Below are some records. Copy every line in them that holds "photo".

======== MATERIAL PROVIDED ========

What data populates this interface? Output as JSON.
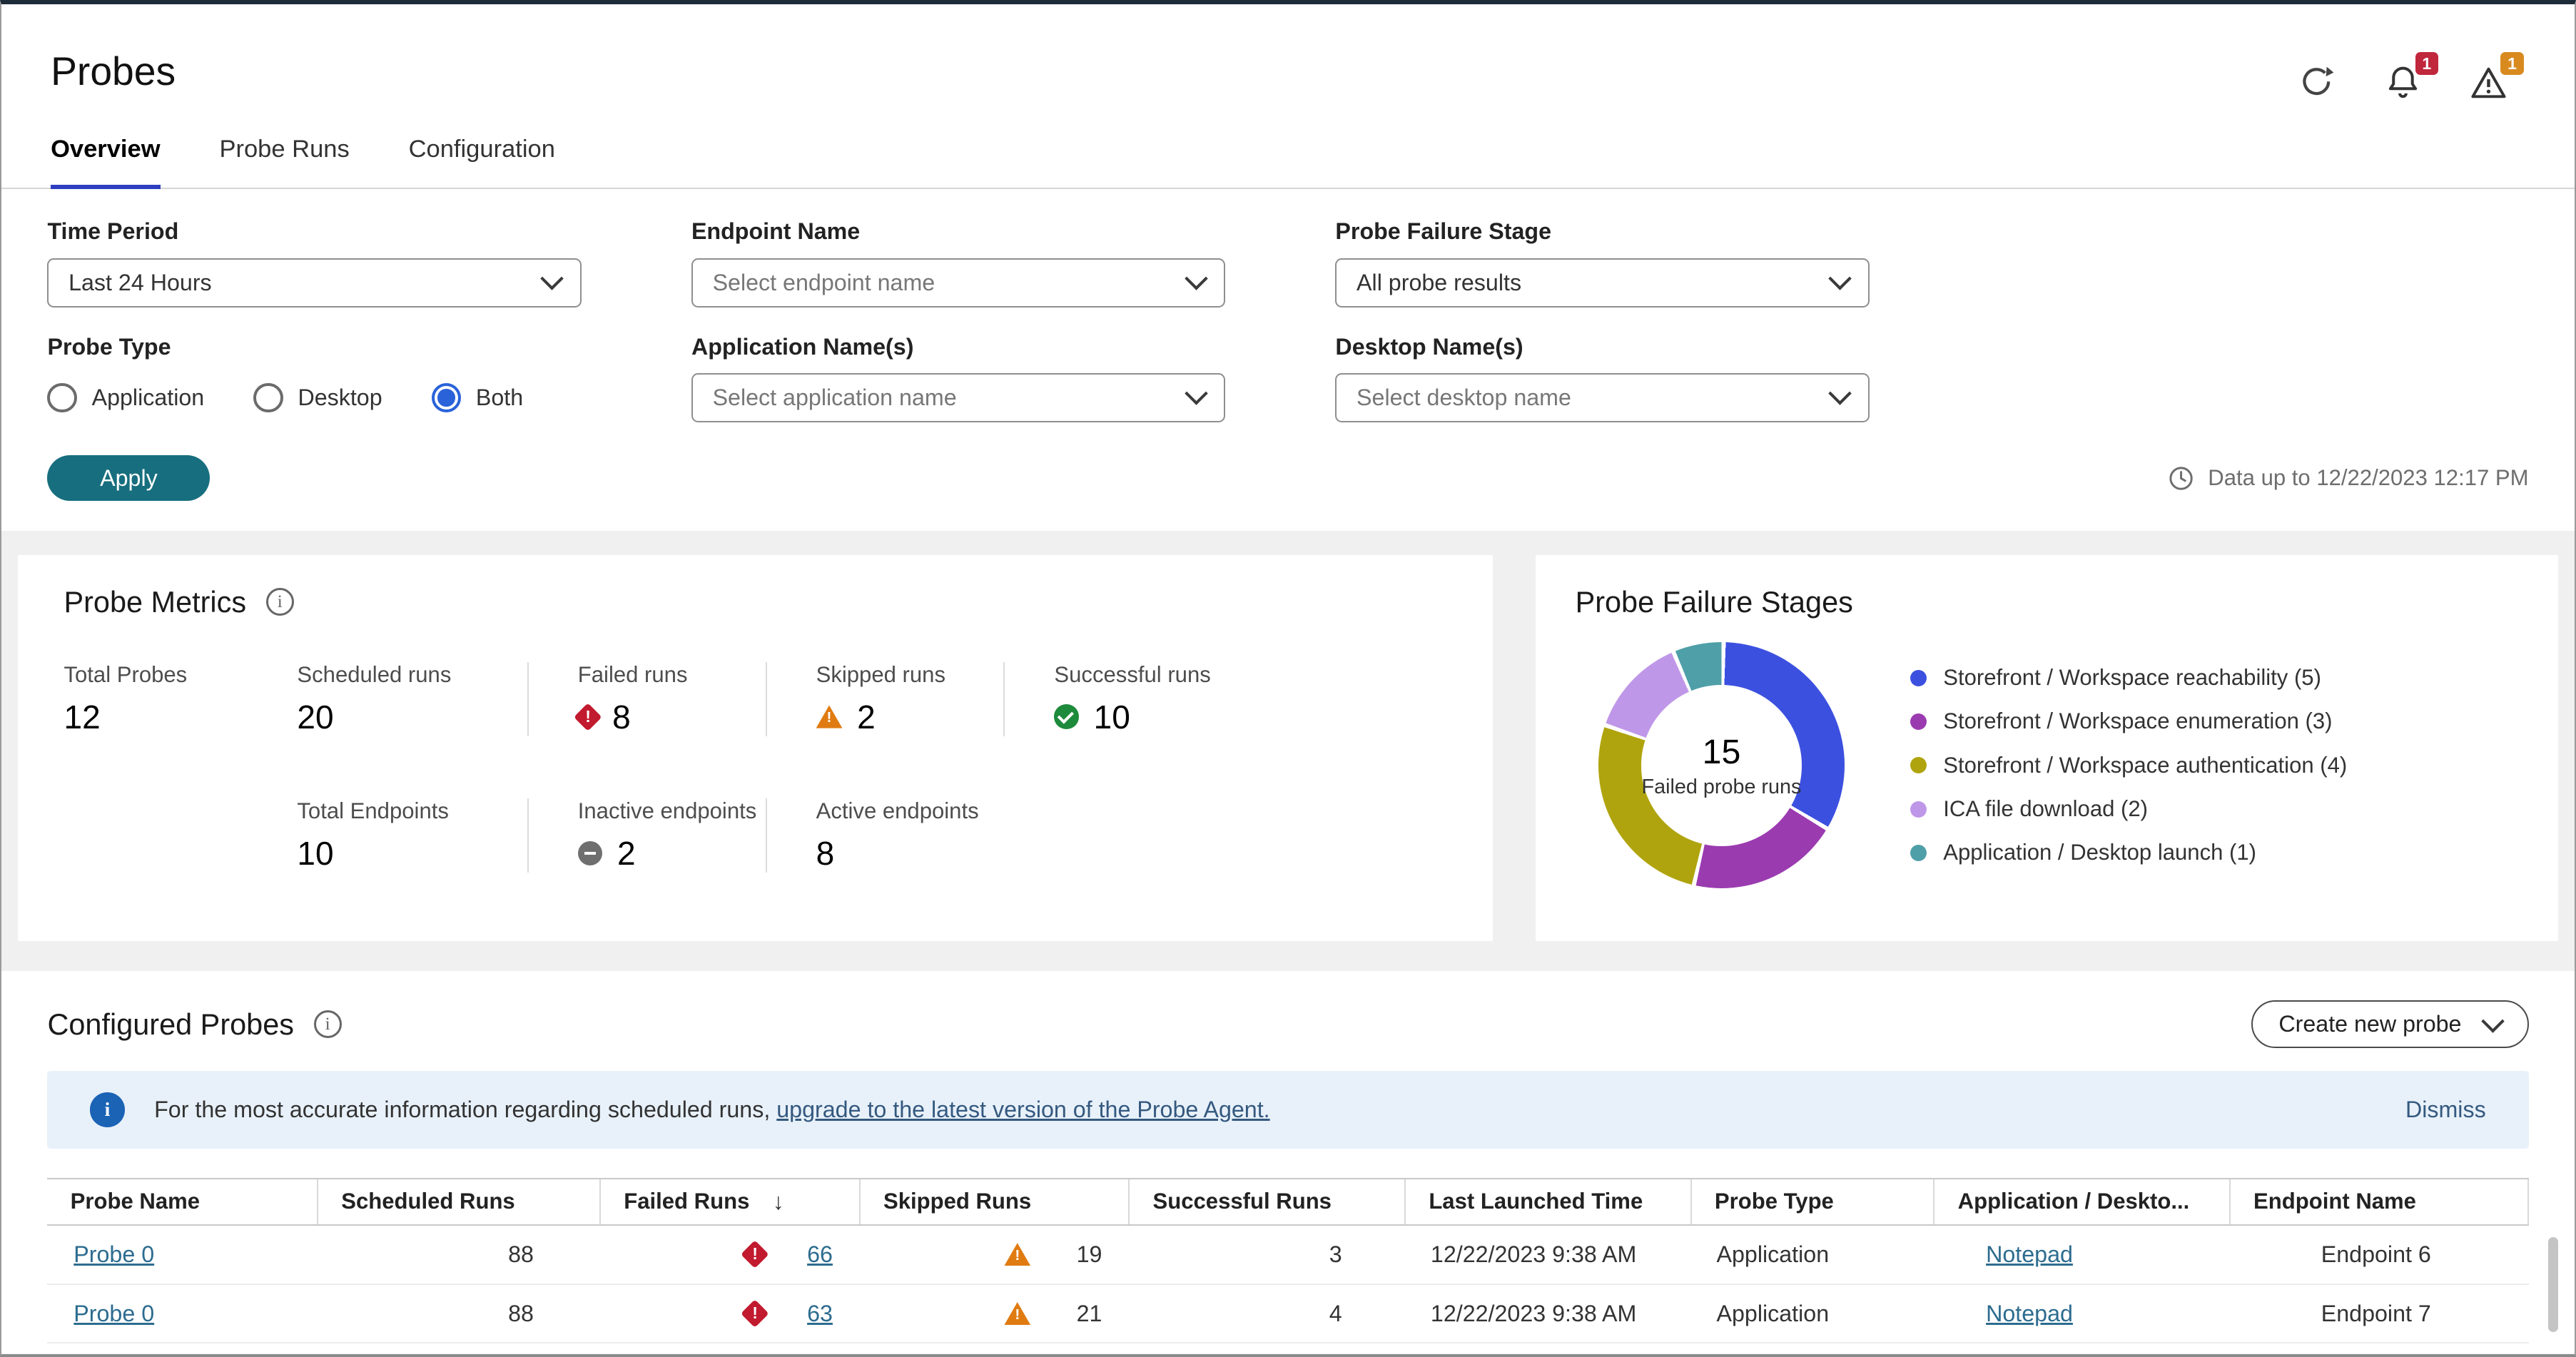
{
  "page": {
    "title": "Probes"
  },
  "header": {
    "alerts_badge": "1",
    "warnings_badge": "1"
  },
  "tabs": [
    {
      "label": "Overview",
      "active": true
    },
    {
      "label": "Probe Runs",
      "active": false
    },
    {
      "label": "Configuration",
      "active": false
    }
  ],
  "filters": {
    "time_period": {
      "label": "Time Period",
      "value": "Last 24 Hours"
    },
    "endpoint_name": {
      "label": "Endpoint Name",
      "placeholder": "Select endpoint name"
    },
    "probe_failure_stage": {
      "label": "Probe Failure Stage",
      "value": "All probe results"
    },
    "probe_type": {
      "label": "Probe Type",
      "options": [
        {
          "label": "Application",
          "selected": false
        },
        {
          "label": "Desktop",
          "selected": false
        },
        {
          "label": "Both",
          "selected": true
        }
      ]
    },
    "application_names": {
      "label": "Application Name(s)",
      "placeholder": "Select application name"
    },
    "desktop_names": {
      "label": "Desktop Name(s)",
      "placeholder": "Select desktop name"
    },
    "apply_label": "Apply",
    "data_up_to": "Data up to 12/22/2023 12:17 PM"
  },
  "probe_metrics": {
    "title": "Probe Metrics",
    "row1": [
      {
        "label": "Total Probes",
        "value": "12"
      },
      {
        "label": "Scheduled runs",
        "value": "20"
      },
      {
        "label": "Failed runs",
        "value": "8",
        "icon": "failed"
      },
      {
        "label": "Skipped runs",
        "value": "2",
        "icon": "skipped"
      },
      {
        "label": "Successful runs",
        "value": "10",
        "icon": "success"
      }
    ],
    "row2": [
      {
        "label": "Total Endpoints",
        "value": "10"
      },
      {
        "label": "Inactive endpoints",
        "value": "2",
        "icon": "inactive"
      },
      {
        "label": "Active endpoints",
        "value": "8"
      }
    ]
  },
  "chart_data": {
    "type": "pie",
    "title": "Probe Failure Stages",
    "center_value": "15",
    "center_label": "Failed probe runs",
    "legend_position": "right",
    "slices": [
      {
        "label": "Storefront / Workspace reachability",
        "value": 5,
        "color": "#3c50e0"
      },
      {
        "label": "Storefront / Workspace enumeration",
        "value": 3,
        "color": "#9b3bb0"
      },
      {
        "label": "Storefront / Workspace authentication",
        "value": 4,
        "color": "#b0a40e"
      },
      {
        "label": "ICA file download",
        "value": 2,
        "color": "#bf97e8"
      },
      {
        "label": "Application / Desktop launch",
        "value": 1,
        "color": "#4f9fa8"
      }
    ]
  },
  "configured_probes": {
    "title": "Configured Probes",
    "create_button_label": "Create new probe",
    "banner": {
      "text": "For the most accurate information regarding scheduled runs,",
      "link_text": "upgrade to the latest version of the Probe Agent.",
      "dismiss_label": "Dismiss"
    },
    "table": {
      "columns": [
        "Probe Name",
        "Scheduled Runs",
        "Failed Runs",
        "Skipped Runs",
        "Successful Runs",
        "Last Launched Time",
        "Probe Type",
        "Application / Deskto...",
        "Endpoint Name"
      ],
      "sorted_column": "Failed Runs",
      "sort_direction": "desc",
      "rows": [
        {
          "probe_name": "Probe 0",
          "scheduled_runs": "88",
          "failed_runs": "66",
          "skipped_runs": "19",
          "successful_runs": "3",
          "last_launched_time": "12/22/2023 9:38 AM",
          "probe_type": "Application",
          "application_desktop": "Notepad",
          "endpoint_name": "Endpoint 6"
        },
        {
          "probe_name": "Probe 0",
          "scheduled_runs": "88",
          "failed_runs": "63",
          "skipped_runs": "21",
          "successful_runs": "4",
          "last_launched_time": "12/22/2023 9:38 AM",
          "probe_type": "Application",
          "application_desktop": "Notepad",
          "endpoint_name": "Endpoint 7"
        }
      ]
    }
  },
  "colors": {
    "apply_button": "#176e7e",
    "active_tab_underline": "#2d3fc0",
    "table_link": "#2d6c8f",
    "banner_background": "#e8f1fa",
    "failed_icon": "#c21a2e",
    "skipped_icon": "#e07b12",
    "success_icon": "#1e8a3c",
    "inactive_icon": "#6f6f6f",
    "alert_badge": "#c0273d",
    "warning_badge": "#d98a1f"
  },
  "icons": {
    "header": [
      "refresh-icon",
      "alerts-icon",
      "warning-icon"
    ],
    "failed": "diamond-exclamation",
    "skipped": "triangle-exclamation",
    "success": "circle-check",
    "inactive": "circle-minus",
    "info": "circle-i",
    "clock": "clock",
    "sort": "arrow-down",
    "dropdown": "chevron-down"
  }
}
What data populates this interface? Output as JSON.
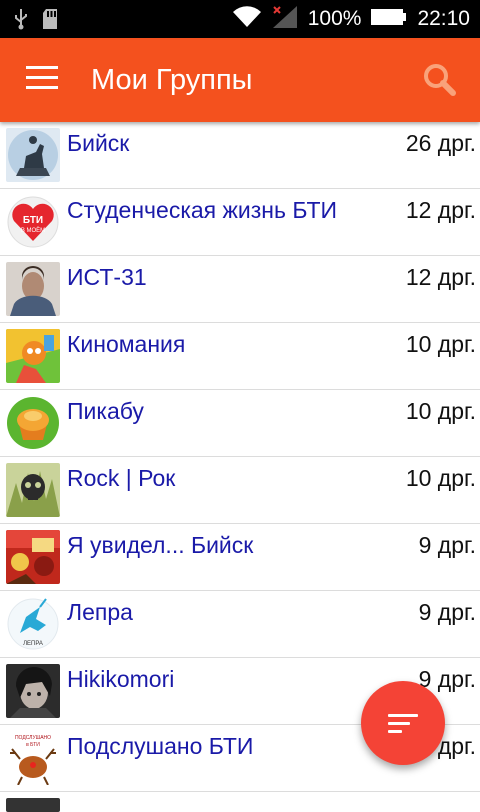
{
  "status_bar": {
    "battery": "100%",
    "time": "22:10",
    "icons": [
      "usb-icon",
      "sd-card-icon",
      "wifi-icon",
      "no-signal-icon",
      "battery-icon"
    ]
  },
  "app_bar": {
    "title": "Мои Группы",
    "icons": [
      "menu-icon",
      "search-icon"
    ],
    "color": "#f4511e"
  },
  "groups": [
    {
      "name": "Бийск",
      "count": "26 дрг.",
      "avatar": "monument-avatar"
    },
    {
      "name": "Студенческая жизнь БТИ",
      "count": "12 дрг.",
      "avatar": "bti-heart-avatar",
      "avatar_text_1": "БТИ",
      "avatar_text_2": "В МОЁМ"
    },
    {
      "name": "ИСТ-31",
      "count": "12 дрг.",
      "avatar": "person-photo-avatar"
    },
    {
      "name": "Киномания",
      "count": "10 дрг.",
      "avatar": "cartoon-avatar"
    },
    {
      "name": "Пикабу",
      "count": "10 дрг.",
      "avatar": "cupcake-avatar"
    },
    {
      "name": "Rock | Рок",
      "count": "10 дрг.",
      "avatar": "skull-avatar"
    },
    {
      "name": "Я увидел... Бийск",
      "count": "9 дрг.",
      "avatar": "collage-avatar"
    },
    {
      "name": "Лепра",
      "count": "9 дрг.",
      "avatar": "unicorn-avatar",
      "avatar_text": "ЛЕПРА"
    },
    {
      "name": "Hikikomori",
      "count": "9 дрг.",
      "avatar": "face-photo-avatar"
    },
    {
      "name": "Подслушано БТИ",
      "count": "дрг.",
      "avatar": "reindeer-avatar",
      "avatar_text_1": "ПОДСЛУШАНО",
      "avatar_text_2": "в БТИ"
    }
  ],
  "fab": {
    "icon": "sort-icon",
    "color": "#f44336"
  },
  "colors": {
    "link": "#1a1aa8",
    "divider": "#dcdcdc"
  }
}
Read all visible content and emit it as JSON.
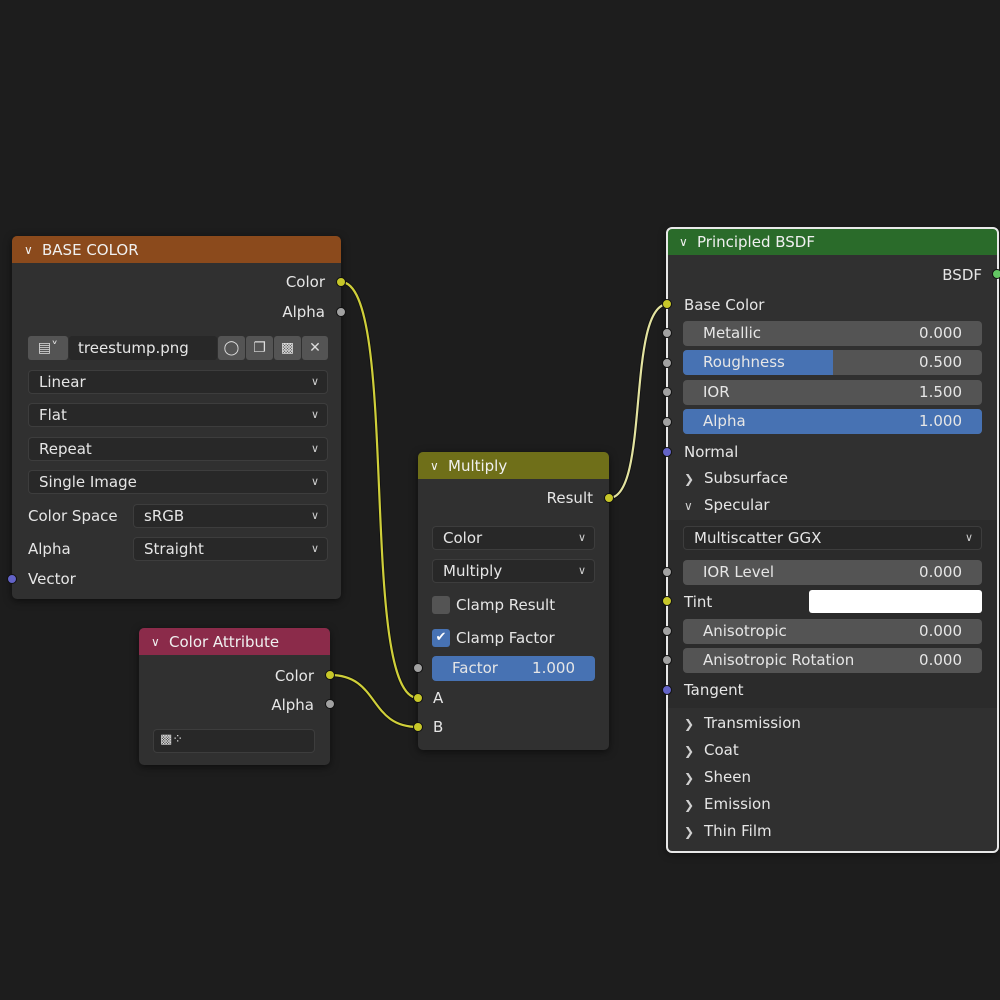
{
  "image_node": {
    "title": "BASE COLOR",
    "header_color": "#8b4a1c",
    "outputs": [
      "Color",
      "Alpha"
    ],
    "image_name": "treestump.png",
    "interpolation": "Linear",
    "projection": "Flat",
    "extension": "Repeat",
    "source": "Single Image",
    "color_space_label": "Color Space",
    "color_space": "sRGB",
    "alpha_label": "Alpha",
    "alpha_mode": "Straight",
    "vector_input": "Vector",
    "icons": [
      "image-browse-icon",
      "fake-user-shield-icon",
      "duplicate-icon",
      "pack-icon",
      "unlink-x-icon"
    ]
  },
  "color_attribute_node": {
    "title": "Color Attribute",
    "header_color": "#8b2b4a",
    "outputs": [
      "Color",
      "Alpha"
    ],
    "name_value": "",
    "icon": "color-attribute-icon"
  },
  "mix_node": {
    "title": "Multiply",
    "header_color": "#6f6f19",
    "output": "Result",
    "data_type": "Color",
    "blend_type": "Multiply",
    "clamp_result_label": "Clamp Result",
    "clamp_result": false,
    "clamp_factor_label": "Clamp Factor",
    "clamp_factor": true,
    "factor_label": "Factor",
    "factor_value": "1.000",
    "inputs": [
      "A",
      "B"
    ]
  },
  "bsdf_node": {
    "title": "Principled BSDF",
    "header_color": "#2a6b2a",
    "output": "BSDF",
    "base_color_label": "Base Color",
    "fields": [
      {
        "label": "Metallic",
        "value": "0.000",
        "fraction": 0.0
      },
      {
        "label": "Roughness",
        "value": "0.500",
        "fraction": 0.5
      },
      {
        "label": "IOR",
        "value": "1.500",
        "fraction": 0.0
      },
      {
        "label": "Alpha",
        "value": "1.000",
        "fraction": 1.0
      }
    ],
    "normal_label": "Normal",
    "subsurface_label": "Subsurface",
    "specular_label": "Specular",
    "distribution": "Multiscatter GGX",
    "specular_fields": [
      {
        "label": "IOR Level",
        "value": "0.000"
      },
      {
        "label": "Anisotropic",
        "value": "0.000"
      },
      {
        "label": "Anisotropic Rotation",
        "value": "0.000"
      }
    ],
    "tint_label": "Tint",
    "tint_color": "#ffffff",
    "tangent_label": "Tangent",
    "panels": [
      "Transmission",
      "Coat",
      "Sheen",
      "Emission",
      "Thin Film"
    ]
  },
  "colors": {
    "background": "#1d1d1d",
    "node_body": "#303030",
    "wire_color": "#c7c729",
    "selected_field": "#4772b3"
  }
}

========

EXPECTED OUTPUT:
      "avatar": "person-photo-avatar"
      "avatar": "face-photo-avatar"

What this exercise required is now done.